_GIVEN INSTRUCTION:_
For the listing below, give the count of lines containing the string "name" and nothing else.

(Items from a dataset)
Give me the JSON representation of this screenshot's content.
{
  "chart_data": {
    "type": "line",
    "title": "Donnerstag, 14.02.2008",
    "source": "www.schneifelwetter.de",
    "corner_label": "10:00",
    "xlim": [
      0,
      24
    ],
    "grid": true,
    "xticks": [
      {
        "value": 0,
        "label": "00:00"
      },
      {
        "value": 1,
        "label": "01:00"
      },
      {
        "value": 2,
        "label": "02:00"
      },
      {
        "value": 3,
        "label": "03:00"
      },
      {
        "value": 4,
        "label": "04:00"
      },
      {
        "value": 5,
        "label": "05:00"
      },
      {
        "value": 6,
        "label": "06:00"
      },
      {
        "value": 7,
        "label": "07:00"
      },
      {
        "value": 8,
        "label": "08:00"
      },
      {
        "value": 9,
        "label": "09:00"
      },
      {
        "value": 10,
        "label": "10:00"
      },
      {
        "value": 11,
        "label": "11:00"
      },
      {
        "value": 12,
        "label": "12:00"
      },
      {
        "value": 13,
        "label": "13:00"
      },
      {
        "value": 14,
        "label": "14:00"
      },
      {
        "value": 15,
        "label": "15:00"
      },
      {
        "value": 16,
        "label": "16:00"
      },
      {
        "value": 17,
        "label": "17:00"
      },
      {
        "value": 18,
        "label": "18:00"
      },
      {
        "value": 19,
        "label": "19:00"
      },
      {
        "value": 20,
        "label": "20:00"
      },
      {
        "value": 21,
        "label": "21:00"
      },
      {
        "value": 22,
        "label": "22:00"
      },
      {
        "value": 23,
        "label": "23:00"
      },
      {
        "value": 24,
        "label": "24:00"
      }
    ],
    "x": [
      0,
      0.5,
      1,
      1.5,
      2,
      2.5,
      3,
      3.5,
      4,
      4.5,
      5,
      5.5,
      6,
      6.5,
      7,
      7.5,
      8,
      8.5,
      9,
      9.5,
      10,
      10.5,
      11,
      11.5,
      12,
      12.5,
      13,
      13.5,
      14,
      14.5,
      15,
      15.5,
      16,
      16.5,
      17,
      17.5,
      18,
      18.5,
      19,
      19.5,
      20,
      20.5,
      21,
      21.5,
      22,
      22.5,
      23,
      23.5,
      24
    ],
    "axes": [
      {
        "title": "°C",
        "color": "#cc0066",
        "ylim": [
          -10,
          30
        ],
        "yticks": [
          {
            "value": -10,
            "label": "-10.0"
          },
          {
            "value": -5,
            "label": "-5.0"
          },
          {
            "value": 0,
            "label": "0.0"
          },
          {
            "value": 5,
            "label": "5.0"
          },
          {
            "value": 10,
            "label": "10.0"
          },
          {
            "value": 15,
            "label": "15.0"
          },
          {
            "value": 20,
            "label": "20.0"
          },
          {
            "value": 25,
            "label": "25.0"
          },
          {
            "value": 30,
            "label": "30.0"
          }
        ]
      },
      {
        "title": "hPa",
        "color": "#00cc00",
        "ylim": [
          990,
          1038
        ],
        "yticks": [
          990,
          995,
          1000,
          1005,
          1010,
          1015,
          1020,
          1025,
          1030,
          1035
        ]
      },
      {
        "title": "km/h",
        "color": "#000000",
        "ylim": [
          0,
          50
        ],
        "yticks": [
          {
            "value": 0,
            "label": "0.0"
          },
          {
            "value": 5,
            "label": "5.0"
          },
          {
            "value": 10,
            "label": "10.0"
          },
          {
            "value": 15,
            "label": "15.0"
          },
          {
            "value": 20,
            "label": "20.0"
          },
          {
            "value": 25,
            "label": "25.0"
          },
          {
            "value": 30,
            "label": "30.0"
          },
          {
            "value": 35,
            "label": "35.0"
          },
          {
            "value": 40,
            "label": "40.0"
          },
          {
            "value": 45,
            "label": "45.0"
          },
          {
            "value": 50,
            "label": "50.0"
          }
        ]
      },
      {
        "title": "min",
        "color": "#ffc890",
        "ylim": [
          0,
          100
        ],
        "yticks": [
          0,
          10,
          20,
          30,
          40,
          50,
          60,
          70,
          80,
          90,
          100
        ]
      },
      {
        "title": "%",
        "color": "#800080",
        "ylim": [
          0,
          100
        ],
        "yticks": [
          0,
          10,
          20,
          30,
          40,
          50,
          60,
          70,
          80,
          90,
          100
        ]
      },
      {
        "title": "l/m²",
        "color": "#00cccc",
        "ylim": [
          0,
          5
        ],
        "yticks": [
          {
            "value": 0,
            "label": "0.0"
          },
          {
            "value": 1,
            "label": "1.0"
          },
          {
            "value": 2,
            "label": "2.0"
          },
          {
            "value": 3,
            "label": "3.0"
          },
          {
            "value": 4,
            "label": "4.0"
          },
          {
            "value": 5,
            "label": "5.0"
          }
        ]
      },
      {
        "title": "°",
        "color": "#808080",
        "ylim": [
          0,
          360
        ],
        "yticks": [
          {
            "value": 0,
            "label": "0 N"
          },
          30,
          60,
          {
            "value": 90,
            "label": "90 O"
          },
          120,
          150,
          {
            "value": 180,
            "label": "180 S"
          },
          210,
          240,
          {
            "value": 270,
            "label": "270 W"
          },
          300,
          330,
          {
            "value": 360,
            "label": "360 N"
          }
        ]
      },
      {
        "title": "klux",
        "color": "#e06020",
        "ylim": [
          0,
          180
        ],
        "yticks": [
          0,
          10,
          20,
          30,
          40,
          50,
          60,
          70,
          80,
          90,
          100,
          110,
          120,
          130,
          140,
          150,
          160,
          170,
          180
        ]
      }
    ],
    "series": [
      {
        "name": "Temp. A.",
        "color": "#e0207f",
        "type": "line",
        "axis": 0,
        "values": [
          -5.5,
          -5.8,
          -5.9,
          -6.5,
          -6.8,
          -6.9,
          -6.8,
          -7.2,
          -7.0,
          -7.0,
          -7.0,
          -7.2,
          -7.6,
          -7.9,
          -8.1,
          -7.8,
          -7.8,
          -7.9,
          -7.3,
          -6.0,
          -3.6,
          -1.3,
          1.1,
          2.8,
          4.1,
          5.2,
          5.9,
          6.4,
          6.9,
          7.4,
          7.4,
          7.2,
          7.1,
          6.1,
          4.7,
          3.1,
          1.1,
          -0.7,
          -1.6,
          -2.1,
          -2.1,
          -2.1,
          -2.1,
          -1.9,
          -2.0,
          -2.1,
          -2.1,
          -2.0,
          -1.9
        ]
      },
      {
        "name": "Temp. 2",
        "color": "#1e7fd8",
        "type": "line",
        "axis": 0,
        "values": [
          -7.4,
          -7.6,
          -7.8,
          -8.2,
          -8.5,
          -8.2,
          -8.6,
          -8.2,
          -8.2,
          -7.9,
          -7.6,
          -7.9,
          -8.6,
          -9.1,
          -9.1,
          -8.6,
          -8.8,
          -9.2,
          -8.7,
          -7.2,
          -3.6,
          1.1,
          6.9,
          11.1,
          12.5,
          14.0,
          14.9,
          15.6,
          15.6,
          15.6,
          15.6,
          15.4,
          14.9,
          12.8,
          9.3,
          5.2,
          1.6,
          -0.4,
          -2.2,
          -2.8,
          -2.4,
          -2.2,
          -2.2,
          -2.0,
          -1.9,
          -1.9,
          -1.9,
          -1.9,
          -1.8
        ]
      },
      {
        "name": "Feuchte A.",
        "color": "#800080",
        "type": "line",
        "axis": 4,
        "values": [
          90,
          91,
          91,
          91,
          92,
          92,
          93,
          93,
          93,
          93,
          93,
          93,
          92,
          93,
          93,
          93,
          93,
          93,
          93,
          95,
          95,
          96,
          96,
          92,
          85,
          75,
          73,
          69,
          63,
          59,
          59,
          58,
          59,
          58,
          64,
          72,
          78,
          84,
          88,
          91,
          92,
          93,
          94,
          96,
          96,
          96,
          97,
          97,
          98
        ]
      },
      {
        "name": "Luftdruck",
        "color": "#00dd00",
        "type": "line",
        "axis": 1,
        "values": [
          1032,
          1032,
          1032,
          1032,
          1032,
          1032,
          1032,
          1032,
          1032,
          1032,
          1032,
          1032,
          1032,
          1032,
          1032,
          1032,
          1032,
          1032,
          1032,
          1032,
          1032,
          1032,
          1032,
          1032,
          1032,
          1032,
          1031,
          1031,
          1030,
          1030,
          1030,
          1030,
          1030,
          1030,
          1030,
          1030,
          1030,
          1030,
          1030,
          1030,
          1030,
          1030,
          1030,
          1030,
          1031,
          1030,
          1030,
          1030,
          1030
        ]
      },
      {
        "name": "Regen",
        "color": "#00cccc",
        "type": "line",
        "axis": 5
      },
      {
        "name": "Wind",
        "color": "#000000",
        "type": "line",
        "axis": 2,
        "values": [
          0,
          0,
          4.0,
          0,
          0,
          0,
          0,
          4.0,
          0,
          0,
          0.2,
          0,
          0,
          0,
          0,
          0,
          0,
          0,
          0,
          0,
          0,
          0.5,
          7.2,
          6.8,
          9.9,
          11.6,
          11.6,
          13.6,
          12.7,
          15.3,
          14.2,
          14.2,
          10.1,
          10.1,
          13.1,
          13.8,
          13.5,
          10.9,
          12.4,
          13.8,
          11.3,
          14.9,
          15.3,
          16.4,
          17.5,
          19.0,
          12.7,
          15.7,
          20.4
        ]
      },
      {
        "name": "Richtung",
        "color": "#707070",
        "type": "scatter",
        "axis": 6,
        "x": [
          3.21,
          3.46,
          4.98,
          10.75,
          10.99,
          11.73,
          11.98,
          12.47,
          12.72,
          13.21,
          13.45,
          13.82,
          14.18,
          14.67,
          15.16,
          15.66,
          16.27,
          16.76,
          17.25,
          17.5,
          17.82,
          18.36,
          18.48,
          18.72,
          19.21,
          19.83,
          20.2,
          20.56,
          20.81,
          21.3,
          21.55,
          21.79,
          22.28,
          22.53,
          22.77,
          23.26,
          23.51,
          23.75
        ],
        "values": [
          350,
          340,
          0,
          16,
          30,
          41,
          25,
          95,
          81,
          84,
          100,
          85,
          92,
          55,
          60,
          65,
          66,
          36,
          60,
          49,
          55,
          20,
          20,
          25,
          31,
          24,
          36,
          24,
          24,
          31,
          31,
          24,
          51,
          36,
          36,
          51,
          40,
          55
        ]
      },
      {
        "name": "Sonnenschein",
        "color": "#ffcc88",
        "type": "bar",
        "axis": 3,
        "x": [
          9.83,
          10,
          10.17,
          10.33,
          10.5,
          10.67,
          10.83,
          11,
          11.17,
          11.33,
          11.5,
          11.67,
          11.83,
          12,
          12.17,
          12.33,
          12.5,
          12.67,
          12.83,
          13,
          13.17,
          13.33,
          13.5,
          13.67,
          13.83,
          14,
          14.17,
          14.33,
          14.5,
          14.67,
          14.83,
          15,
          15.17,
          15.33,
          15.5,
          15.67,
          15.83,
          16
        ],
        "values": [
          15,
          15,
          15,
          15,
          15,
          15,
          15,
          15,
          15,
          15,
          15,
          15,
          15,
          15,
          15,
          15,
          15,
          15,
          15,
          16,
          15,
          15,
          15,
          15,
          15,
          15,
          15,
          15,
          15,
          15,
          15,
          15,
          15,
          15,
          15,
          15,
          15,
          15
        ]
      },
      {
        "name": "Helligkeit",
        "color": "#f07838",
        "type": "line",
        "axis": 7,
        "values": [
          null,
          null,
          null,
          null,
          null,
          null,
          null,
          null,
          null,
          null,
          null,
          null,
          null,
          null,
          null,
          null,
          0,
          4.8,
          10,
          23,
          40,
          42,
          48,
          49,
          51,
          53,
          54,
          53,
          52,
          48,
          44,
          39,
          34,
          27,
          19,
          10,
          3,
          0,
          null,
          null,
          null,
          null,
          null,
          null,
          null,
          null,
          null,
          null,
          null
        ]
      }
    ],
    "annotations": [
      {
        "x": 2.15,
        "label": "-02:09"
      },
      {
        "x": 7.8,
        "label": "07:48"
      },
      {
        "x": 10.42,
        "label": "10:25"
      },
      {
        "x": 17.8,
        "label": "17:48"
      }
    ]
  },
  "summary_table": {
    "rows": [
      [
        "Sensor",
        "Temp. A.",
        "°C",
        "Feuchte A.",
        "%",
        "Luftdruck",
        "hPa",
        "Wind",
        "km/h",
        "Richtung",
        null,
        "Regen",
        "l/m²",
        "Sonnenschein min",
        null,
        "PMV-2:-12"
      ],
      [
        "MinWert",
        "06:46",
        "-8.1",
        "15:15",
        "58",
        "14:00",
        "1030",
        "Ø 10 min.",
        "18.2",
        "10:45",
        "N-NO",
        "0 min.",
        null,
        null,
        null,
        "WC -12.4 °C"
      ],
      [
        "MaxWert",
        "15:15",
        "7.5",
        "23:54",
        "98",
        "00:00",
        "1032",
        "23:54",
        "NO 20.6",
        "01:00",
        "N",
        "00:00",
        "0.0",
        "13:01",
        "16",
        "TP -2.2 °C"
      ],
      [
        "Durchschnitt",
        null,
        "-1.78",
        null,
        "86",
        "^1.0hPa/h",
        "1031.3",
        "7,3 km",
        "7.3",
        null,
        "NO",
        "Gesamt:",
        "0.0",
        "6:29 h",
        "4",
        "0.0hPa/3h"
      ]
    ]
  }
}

_ANSWER TO THIS PROBLEM:_
9